-- Start Given data --
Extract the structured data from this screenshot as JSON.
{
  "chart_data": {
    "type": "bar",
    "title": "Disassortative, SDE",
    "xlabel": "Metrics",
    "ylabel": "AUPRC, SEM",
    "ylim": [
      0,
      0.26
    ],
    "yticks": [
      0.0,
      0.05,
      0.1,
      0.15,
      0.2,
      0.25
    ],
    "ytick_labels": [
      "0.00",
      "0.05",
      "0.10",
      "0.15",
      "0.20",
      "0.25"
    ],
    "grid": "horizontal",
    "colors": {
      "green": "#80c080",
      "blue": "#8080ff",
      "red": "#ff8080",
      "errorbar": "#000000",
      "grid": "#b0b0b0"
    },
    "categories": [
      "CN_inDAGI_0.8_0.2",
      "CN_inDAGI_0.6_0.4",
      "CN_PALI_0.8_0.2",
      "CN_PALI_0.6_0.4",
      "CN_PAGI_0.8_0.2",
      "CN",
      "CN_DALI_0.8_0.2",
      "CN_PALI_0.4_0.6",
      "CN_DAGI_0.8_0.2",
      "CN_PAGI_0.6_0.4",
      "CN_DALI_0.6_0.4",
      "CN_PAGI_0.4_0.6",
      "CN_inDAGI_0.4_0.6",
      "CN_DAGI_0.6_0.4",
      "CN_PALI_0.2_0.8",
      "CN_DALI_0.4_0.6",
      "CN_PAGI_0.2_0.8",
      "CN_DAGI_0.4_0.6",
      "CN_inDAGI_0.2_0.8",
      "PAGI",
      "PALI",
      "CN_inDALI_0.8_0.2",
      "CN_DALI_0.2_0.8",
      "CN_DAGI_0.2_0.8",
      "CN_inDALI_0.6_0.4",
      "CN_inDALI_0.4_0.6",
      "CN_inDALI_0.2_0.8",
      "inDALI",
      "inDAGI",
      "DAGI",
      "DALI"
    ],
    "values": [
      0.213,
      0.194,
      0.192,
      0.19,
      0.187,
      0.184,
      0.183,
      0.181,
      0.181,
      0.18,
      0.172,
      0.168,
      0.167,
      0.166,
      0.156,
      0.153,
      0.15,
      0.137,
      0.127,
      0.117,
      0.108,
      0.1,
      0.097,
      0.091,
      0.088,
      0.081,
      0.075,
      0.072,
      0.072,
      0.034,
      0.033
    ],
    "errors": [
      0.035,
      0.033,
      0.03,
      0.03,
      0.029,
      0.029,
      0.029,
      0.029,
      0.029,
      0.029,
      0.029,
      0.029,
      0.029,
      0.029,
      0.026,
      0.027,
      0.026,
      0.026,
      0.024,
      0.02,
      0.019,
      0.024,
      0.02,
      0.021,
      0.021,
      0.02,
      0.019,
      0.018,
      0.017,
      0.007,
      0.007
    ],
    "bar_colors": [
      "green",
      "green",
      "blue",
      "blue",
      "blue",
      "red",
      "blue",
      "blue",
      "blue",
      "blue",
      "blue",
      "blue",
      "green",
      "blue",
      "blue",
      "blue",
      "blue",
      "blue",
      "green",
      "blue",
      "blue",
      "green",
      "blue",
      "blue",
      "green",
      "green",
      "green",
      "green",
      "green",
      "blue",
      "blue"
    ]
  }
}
-- End Given data --
§ **Task description**
Return all of the entries word for word.

§ **Exercise answer**
Extract the structured data from this screenshot as JSON.
{
  "chart_data": {
    "type": "bar",
    "title": "Disassortative, SDE",
    "xlabel": "Metrics",
    "ylabel": "AUPRC, SEM",
    "ylim": [
      0,
      0.26
    ],
    "yticks": [
      0.0,
      0.05,
      0.1,
      0.15,
      0.2,
      0.25
    ],
    "ytick_labels": [
      "0.00",
      "0.05",
      "0.10",
      "0.15",
      "0.20",
      "0.25"
    ],
    "grid": "horizontal",
    "colors": {
      "green": "#80c080",
      "blue": "#8080ff",
      "red": "#ff8080",
      "errorbar": "#000000",
      "grid": "#b0b0b0"
    },
    "categories": [
      "CN_inDAGI_0.8_0.2",
      "CN_inDAGI_0.6_0.4",
      "CN_PALI_0.8_0.2",
      "CN_PALI_0.6_0.4",
      "CN_PAGI_0.8_0.2",
      "CN",
      "CN_DALI_0.8_0.2",
      "CN_PALI_0.4_0.6",
      "CN_DAGI_0.8_0.2",
      "CN_PAGI_0.6_0.4",
      "CN_DALI_0.6_0.4",
      "CN_PAGI_0.4_0.6",
      "CN_inDAGI_0.4_0.6",
      "CN_DAGI_0.6_0.4",
      "CN_PALI_0.2_0.8",
      "CN_DALI_0.4_0.6",
      "CN_PAGI_0.2_0.8",
      "CN_DAGI_0.4_0.6",
      "CN_inDAGI_0.2_0.8",
      "PAGI",
      "PALI",
      "CN_inDALI_0.8_0.2",
      "CN_DALI_0.2_0.8",
      "CN_DAGI_0.2_0.8",
      "CN_inDALI_0.6_0.4",
      "CN_inDALI_0.4_0.6",
      "CN_inDALI_0.2_0.8",
      "inDALI",
      "inDAGI",
      "DAGI",
      "DALI"
    ],
    "values": [
      0.213,
      0.194,
      0.192,
      0.19,
      0.187,
      0.184,
      0.183,
      0.181,
      0.181,
      0.18,
      0.172,
      0.168,
      0.167,
      0.166,
      0.156,
      0.153,
      0.15,
      0.137,
      0.127,
      0.117,
      0.108,
      0.1,
      0.097,
      0.091,
      0.088,
      0.081,
      0.075,
      0.072,
      0.072,
      0.034,
      0.033
    ],
    "errors": [
      0.035,
      0.033,
      0.03,
      0.03,
      0.029,
      0.029,
      0.029,
      0.029,
      0.029,
      0.029,
      0.029,
      0.029,
      0.029,
      0.029,
      0.026,
      0.027,
      0.026,
      0.026,
      0.024,
      0.02,
      0.019,
      0.024,
      0.02,
      0.021,
      0.021,
      0.02,
      0.019,
      0.018,
      0.017,
      0.007,
      0.007
    ],
    "bar_colors": [
      "green",
      "green",
      "blue",
      "blue",
      "blue",
      "red",
      "blue",
      "blue",
      "blue",
      "blue",
      "blue",
      "blue",
      "green",
      "blue",
      "blue",
      "blue",
      "blue",
      "blue",
      "green",
      "blue",
      "blue",
      "green",
      "blue",
      "blue",
      "green",
      "green",
      "green",
      "green",
      "green",
      "blue",
      "blue"
    ]
  }
}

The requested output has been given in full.